[Your instructions]
Print out every record exactly as it appears.

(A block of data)
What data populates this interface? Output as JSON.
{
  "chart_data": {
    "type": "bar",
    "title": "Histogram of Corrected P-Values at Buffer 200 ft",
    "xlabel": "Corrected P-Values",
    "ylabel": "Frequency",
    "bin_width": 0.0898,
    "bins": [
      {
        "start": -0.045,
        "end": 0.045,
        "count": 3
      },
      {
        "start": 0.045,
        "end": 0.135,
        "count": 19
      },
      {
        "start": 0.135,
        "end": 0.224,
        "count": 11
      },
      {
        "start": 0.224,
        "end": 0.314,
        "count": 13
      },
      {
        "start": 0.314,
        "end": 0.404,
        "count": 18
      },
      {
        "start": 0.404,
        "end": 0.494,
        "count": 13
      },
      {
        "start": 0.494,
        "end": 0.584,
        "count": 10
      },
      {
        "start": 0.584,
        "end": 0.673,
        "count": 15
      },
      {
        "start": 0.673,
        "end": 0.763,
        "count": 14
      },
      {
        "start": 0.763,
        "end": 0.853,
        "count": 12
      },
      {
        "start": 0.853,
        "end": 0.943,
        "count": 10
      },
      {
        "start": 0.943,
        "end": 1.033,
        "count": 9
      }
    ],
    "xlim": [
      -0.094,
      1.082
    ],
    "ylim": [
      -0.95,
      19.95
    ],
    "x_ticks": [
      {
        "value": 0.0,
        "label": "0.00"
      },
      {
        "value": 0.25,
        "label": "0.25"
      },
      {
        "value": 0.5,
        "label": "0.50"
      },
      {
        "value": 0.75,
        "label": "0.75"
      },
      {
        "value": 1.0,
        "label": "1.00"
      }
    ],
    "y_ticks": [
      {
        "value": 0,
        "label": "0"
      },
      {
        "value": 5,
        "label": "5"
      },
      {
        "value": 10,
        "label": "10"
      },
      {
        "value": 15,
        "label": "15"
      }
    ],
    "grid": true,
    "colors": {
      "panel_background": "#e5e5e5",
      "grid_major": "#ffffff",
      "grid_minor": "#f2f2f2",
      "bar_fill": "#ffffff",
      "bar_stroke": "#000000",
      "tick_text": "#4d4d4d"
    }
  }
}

[Reply]
What data populates this interface? Output as JSON.
{
  "chart_data": {
    "type": "bar",
    "title": "Histogram of Corrected P-Values at Buffer 200 ft",
    "xlabel": "Corrected P-Values",
    "ylabel": "Frequency",
    "bin_width": 0.0898,
    "bins": [
      {
        "start": -0.045,
        "end": 0.045,
        "count": 3
      },
      {
        "start": 0.045,
        "end": 0.135,
        "count": 19
      },
      {
        "start": 0.135,
        "end": 0.224,
        "count": 11
      },
      {
        "start": 0.224,
        "end": 0.314,
        "count": 13
      },
      {
        "start": 0.314,
        "end": 0.404,
        "count": 18
      },
      {
        "start": 0.404,
        "end": 0.494,
        "count": 13
      },
      {
        "start": 0.494,
        "end": 0.584,
        "count": 10
      },
      {
        "start": 0.584,
        "end": 0.673,
        "count": 15
      },
      {
        "start": 0.673,
        "end": 0.763,
        "count": 14
      },
      {
        "start": 0.763,
        "end": 0.853,
        "count": 12
      },
      {
        "start": 0.853,
        "end": 0.943,
        "count": 10
      },
      {
        "start": 0.943,
        "end": 1.033,
        "count": 9
      }
    ],
    "xlim": [
      -0.094,
      1.082
    ],
    "ylim": [
      -0.95,
      19.95
    ],
    "x_ticks": [
      {
        "value": 0.0,
        "label": "0.00"
      },
      {
        "value": 0.25,
        "label": "0.25"
      },
      {
        "value": 0.5,
        "label": "0.50"
      },
      {
        "value": 0.75,
        "label": "0.75"
      },
      {
        "value": 1.0,
        "label": "1.00"
      }
    ],
    "y_ticks": [
      {
        "value": 0,
        "label": "0"
      },
      {
        "value": 5,
        "label": "5"
      },
      {
        "value": 10,
        "label": "10"
      },
      {
        "value": 15,
        "label": "15"
      }
    ],
    "grid": true,
    "colors": {
      "panel_background": "#e5e5e5",
      "grid_major": "#ffffff",
      "grid_minor": "#f2f2f2",
      "bar_fill": "#ffffff",
      "bar_stroke": "#000000",
      "tick_text": "#4d4d4d"
    }
  }
}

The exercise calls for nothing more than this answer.